→ **Work instructions**
Return all entries word for word, but drop any images.

Data records:
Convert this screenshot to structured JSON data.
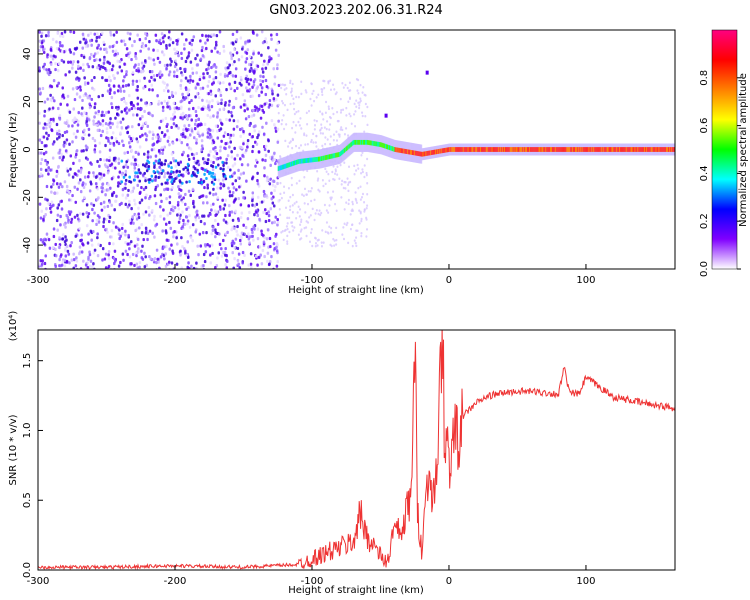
{
  "title": "GN03.2023.202.06.31.R24",
  "chart_data": [
    {
      "type": "heatmap",
      "xlabel": "Height of straight line (km)",
      "ylabel": "Frequency (Hz)",
      "xlim": [
        -300,
        165
      ],
      "ylim": [
        -50,
        50
      ],
      "xticks": [
        -300,
        -200,
        -100,
        0,
        100
      ],
      "yticks": [
        -40,
        -20,
        0,
        20,
        40
      ],
      "grid": false,
      "colorbar": {
        "label": "Normalized spectral amplitude",
        "range": [
          0.0,
          1.0
        ],
        "ticks": [
          0.0,
          0.2,
          0.4,
          0.6,
          0.8
        ],
        "tick_labels": [
          "0.0",
          "0.2",
          "0.4",
          "0.6",
          "0.8"
        ],
        "colormap": [
          "#ffffff",
          "#8000ff",
          "#0000ff",
          "#00ffff",
          "#00ff00",
          "#ffff00",
          "#ff8000",
          "#ff0000",
          "#ff0080"
        ]
      },
      "ridge": {
        "x": [
          -125,
          -110,
          -95,
          -80,
          -70,
          -60,
          -50,
          -40,
          -30,
          -20,
          -10,
          0,
          50,
          100,
          165
        ],
        "y": [
          -8,
          -5,
          -4,
          -2,
          3,
          3,
          2,
          0,
          -1,
          -2,
          -1,
          0,
          0,
          0,
          0
        ]
      }
    },
    {
      "type": "line",
      "xlabel": "Height of straight line (km)",
      "ylabel": "SNR (10 * v/v)",
      "y_multiplier": "(x10⁴)",
      "xlim": [
        -300,
        165
      ],
      "ylim": [
        0,
        1.72
      ],
      "xticks": [
        -300,
        -200,
        -100,
        0,
        100
      ],
      "yticks": [
        0.0,
        0.5,
        1.0,
        1.5
      ],
      "ytick_labels": [
        "0.0",
        "0.5",
        "1.0",
        "1.5"
      ],
      "grid": false,
      "series_color": "#ee3333",
      "x": [
        -300,
        -250,
        -200,
        -150,
        -110,
        -100,
        -90,
        -80,
        -70,
        -65,
        -60,
        -55,
        -50,
        -45,
        -40,
        -35,
        -30,
        -27,
        -25,
        -23,
        -20,
        -15,
        -10,
        -7,
        -5,
        -3,
        0,
        5,
        10,
        20,
        30,
        40,
        50,
        60,
        70,
        80,
        84,
        88,
        95,
        100,
        120,
        140,
        165
      ],
      "y": [
        0.02,
        0.02,
        0.03,
        0.02,
        0.04,
        0.08,
        0.12,
        0.16,
        0.2,
        0.4,
        0.25,
        0.18,
        0.1,
        0.05,
        0.3,
        0.25,
        0.45,
        0.6,
        1.65,
        0.45,
        0.15,
        0.7,
        0.5,
        1.2,
        1.75,
        0.9,
        0.8,
        0.95,
        1.1,
        1.2,
        1.25,
        1.27,
        1.28,
        1.28,
        1.27,
        1.26,
        1.45,
        1.27,
        1.26,
        1.38,
        1.24,
        1.2,
        1.16
      ]
    }
  ]
}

→ **Correct output**
Convert this screenshot to structured JSON data.
{
  "title": "GN03.2023.202.06.31.R24",
  "chart_data": [
    {
      "type": "heatmap",
      "xlabel": "Height of straight line (km)",
      "ylabel": "Frequency (Hz)",
      "xlim": [
        -300,
        165
      ],
      "ylim": [
        -50,
        50
      ],
      "xticks": [
        -300,
        -200,
        -100,
        0,
        100
      ],
      "yticks": [
        -40,
        -20,
        0,
        20,
        40
      ],
      "grid": false,
      "colorbar": {
        "label": "Normalized spectral amplitude",
        "range": [
          0.0,
          1.0
        ],
        "ticks": [
          0.0,
          0.2,
          0.4,
          0.6,
          0.8
        ],
        "tick_labels": [
          "0.0",
          "0.2",
          "0.4",
          "0.6",
          "0.8"
        ],
        "colormap": [
          "#ffffff",
          "#8000ff",
          "#0000ff",
          "#00ffff",
          "#00ff00",
          "#ffff00",
          "#ff8000",
          "#ff0000",
          "#ff0080"
        ]
      },
      "ridge": {
        "x": [
          -125,
          -110,
          -95,
          -80,
          -70,
          -60,
          -50,
          -40,
          -30,
          -20,
          -10,
          0,
          50,
          100,
          165
        ],
        "y": [
          -8,
          -5,
          -4,
          -2,
          3,
          3,
          2,
          0,
          -1,
          -2,
          -1,
          0,
          0,
          0,
          0
        ]
      }
    },
    {
      "type": "line",
      "xlabel": "Height of straight line (km)",
      "ylabel": "SNR (10 * v/v)",
      "y_multiplier": "(x10⁴)",
      "xlim": [
        -300,
        165
      ],
      "ylim": [
        0,
        1.72
      ],
      "xticks": [
        -300,
        -200,
        -100,
        0,
        100
      ],
      "yticks": [
        0.0,
        0.5,
        1.0,
        1.5
      ],
      "ytick_labels": [
        "0.0",
        "0.5",
        "1.0",
        "1.5"
      ],
      "grid": false,
      "series_color": "#ee3333",
      "x": [
        -300,
        -250,
        -200,
        -150,
        -110,
        -100,
        -90,
        -80,
        -70,
        -65,
        -60,
        -55,
        -50,
        -45,
        -40,
        -35,
        -30,
        -27,
        -25,
        -23,
        -20,
        -15,
        -10,
        -7,
        -5,
        -3,
        0,
        5,
        10,
        20,
        30,
        40,
        50,
        60,
        70,
        80,
        84,
        88,
        95,
        100,
        120,
        140,
        165
      ],
      "y": [
        0.02,
        0.02,
        0.03,
        0.02,
        0.04,
        0.08,
        0.12,
        0.16,
        0.2,
        0.4,
        0.25,
        0.18,
        0.1,
        0.05,
        0.3,
        0.25,
        0.45,
        0.6,
        1.65,
        0.45,
        0.15,
        0.7,
        0.5,
        1.2,
        1.75,
        0.9,
        0.8,
        0.95,
        1.1,
        1.2,
        1.25,
        1.27,
        1.28,
        1.28,
        1.27,
        1.26,
        1.45,
        1.27,
        1.26,
        1.38,
        1.24,
        1.2,
        1.16
      ]
    }
  ]
}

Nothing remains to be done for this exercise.